> _Given task_
Output all lines exactly.

## BEGIN

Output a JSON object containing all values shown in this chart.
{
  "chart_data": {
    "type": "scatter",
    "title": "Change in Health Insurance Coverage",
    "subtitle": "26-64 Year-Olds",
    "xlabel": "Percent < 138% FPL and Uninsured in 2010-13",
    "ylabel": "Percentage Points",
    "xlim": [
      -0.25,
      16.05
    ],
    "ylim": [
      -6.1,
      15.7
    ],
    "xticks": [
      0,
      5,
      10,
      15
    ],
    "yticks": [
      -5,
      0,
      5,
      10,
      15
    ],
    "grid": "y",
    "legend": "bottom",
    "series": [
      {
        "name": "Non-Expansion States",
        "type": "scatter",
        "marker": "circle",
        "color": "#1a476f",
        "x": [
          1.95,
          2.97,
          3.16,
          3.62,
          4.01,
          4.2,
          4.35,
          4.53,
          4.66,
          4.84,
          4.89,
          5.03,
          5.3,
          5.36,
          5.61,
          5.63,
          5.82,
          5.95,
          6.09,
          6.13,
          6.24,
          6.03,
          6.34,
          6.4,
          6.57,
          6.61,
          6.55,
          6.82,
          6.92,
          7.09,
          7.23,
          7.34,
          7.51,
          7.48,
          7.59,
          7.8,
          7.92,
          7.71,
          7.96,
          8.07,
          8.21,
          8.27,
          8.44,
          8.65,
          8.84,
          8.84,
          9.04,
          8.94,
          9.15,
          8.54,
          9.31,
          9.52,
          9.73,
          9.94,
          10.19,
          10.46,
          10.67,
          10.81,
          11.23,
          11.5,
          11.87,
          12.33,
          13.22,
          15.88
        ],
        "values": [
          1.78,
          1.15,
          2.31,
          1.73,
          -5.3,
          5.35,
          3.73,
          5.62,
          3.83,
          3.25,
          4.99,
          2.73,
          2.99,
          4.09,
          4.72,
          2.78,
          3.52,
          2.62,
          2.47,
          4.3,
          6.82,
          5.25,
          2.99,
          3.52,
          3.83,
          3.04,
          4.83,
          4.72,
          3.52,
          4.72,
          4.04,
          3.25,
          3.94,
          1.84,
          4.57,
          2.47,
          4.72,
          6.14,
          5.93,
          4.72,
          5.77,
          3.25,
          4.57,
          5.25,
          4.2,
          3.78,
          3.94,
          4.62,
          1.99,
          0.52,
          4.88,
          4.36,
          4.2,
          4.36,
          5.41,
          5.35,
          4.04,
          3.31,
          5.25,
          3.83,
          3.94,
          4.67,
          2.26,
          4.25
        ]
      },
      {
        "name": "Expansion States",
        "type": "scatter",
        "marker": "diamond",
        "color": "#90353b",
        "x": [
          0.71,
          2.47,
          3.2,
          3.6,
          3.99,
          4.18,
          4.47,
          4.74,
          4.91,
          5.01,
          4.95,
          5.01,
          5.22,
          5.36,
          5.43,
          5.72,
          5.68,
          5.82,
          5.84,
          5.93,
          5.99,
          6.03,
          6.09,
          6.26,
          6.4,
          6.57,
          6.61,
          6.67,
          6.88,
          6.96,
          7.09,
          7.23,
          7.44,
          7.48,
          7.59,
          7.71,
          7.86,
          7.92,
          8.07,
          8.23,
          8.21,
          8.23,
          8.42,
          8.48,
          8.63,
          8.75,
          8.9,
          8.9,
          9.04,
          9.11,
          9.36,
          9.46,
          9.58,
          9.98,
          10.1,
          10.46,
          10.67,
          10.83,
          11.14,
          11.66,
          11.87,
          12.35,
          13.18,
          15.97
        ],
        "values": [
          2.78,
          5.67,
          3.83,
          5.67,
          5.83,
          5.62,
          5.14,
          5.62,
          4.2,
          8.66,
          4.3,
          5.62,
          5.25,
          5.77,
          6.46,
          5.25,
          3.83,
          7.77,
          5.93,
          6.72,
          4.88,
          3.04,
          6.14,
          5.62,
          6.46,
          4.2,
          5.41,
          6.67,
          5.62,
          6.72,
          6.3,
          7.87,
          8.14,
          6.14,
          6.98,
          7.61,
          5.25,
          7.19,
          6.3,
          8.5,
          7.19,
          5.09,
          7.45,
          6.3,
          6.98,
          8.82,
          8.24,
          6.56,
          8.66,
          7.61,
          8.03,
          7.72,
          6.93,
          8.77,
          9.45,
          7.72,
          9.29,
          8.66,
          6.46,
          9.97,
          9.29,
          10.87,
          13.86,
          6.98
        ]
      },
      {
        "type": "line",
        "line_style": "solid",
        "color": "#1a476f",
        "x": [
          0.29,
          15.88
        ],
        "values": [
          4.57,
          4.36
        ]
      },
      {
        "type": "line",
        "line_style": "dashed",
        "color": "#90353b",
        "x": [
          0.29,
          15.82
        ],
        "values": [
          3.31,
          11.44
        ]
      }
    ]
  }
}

## END

> _Expected output_
Output a JSON object containing all values shown in this chart.
{
  "chart_data": {
    "type": "scatter",
    "title": "Change in Health Insurance Coverage",
    "subtitle": "26-64 Year-Olds",
    "xlabel": "Percent < 138% FPL and Uninsured in 2010-13",
    "ylabel": "Percentage Points",
    "xlim": [
      -0.25,
      16.05
    ],
    "ylim": [
      -6.1,
      15.7
    ],
    "xticks": [
      0,
      5,
      10,
      15
    ],
    "yticks": [
      -5,
      0,
      5,
      10,
      15
    ],
    "grid": "y",
    "legend": "bottom",
    "series": [
      {
        "name": "Non-Expansion States",
        "type": "scatter",
        "marker": "circle",
        "color": "#1a476f",
        "x": [
          1.95,
          2.97,
          3.16,
          3.62,
          4.01,
          4.2,
          4.35,
          4.53,
          4.66,
          4.84,
          4.89,
          5.03,
          5.3,
          5.36,
          5.61,
          5.63,
          5.82,
          5.95,
          6.09,
          6.13,
          6.24,
          6.03,
          6.34,
          6.4,
          6.57,
          6.61,
          6.55,
          6.82,
          6.92,
          7.09,
          7.23,
          7.34,
          7.51,
          7.48,
          7.59,
          7.8,
          7.92,
          7.71,
          7.96,
          8.07,
          8.21,
          8.27,
          8.44,
          8.65,
          8.84,
          8.84,
          9.04,
          8.94,
          9.15,
          8.54,
          9.31,
          9.52,
          9.73,
          9.94,
          10.19,
          10.46,
          10.67,
          10.81,
          11.23,
          11.5,
          11.87,
          12.33,
          13.22,
          15.88
        ],
        "values": [
          1.78,
          1.15,
          2.31,
          1.73,
          -5.3,
          5.35,
          3.73,
          5.62,
          3.83,
          3.25,
          4.99,
          2.73,
          2.99,
          4.09,
          4.72,
          2.78,
          3.52,
          2.62,
          2.47,
          4.3,
          6.82,
          5.25,
          2.99,
          3.52,
          3.83,
          3.04,
          4.83,
          4.72,
          3.52,
          4.72,
          4.04,
          3.25,
          3.94,
          1.84,
          4.57,
          2.47,
          4.72,
          6.14,
          5.93,
          4.72,
          5.77,
          3.25,
          4.57,
          5.25,
          4.2,
          3.78,
          3.94,
          4.62,
          1.99,
          0.52,
          4.88,
          4.36,
          4.2,
          4.36,
          5.41,
          5.35,
          4.04,
          3.31,
          5.25,
          3.83,
          3.94,
          4.67,
          2.26,
          4.25
        ]
      },
      {
        "name": "Expansion States",
        "type": "scatter",
        "marker": "diamond",
        "color": "#90353b",
        "x": [
          0.71,
          2.47,
          3.2,
          3.6,
          3.99,
          4.18,
          4.47,
          4.74,
          4.91,
          5.01,
          4.95,
          5.01,
          5.22,
          5.36,
          5.43,
          5.72,
          5.68,
          5.82,
          5.84,
          5.93,
          5.99,
          6.03,
          6.09,
          6.26,
          6.4,
          6.57,
          6.61,
          6.67,
          6.88,
          6.96,
          7.09,
          7.23,
          7.44,
          7.48,
          7.59,
          7.71,
          7.86,
          7.92,
          8.07,
          8.23,
          8.21,
          8.23,
          8.42,
          8.48,
          8.63,
          8.75,
          8.9,
          8.9,
          9.04,
          9.11,
          9.36,
          9.46,
          9.58,
          9.98,
          10.1,
          10.46,
          10.67,
          10.83,
          11.14,
          11.66,
          11.87,
          12.35,
          13.18,
          15.97
        ],
        "values": [
          2.78,
          5.67,
          3.83,
          5.67,
          5.83,
          5.62,
          5.14,
          5.62,
          4.2,
          8.66,
          4.3,
          5.62,
          5.25,
          5.77,
          6.46,
          5.25,
          3.83,
          7.77,
          5.93,
          6.72,
          4.88,
          3.04,
          6.14,
          5.62,
          6.46,
          4.2,
          5.41,
          6.67,
          5.62,
          6.72,
          6.3,
          7.87,
          8.14,
          6.14,
          6.98,
          7.61,
          5.25,
          7.19,
          6.3,
          8.5,
          7.19,
          5.09,
          7.45,
          6.3,
          6.98,
          8.82,
          8.24,
          6.56,
          8.66,
          7.61,
          8.03,
          7.72,
          6.93,
          8.77,
          9.45,
          7.72,
          9.29,
          8.66,
          6.46,
          9.97,
          9.29,
          10.87,
          13.86,
          6.98
        ]
      },
      {
        "type": "line",
        "line_style": "solid",
        "color": "#1a476f",
        "x": [
          0.29,
          15.88
        ],
        "values": [
          4.57,
          4.36
        ]
      },
      {
        "type": "line",
        "line_style": "dashed",
        "color": "#90353b",
        "x": [
          0.29,
          15.82
        ],
        "values": [
          3.31,
          11.44
        ]
      }
    ]
  }
}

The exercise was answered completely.